**What the task requires**
Where does the string "document" appear? Copy every line of the entries below that holds it.

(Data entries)
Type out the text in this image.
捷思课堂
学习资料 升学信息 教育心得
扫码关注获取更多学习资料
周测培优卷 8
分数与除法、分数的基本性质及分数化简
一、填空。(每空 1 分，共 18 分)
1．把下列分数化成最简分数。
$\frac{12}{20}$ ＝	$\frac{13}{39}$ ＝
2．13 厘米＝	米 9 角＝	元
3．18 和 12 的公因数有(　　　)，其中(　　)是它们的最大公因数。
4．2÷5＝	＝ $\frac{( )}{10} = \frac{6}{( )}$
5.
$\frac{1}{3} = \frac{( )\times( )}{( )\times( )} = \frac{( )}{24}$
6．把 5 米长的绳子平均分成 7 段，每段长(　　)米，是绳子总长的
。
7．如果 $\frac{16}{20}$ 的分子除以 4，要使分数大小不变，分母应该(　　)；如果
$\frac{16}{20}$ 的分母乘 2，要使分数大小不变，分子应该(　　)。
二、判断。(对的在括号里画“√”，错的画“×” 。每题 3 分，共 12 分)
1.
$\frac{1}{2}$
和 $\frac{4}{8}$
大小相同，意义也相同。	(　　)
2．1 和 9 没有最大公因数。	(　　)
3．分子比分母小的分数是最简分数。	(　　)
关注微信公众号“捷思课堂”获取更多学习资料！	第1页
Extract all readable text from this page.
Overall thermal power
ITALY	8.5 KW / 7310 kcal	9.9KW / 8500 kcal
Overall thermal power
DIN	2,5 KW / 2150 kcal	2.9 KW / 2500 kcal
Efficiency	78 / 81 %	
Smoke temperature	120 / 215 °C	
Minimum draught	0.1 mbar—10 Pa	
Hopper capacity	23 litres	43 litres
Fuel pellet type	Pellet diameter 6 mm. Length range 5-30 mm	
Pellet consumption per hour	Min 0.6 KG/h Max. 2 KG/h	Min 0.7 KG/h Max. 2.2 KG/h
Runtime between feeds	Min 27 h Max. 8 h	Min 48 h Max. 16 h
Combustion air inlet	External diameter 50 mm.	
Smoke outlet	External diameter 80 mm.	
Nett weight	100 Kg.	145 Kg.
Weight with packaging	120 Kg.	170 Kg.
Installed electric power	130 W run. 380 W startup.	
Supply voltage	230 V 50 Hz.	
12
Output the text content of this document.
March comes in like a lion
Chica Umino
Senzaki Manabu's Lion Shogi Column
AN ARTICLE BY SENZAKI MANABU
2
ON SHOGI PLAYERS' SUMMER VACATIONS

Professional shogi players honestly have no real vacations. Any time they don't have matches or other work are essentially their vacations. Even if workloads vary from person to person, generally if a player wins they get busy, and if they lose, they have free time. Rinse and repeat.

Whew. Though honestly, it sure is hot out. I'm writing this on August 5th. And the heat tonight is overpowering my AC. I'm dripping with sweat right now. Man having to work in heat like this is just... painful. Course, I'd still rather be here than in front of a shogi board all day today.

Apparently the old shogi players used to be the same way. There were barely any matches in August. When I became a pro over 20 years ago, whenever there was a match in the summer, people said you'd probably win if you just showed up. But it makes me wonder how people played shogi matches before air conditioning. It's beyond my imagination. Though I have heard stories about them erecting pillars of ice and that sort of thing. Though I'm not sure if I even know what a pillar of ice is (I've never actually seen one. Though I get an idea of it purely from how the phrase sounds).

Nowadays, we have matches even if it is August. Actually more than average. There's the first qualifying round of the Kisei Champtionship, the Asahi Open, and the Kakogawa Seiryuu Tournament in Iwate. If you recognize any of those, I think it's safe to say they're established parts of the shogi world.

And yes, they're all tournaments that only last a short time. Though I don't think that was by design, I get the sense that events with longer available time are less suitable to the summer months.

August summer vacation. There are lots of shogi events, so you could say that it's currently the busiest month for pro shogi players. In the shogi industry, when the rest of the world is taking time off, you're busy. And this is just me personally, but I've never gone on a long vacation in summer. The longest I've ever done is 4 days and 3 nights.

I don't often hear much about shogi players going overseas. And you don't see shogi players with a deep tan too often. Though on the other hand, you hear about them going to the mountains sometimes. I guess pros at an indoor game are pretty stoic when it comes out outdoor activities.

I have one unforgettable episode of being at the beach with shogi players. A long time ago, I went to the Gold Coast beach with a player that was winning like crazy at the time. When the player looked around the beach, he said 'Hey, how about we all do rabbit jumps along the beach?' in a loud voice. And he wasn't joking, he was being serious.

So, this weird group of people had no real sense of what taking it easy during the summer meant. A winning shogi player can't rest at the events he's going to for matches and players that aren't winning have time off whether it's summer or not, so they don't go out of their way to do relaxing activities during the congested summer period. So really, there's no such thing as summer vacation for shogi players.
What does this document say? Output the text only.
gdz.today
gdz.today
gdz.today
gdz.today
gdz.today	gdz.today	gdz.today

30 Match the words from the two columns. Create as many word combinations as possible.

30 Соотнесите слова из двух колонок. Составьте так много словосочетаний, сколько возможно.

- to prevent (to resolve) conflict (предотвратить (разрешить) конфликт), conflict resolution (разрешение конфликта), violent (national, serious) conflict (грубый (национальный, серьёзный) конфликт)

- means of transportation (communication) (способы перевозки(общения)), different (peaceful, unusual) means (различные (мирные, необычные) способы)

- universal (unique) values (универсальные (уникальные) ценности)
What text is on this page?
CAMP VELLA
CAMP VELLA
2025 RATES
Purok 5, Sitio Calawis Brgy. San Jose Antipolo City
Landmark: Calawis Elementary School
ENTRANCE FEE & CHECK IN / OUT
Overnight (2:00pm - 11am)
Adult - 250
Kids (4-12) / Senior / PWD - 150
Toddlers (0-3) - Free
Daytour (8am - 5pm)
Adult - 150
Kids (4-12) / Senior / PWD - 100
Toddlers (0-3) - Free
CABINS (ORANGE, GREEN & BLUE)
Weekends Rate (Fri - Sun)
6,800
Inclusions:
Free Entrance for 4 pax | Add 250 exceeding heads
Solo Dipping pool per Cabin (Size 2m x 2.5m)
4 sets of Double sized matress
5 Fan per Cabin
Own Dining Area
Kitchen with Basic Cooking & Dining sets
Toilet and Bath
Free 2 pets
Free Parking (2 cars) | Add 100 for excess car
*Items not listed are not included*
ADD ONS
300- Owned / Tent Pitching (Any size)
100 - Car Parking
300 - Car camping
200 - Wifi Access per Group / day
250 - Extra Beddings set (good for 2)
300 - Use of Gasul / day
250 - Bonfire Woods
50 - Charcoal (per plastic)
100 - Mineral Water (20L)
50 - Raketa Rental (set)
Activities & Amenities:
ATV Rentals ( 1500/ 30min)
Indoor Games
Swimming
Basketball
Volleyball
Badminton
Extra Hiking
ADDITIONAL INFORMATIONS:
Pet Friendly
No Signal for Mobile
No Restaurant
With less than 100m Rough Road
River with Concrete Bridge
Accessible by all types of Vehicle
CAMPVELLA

**Answer**
Output the text content of this document.
What does this document say? Output the text only.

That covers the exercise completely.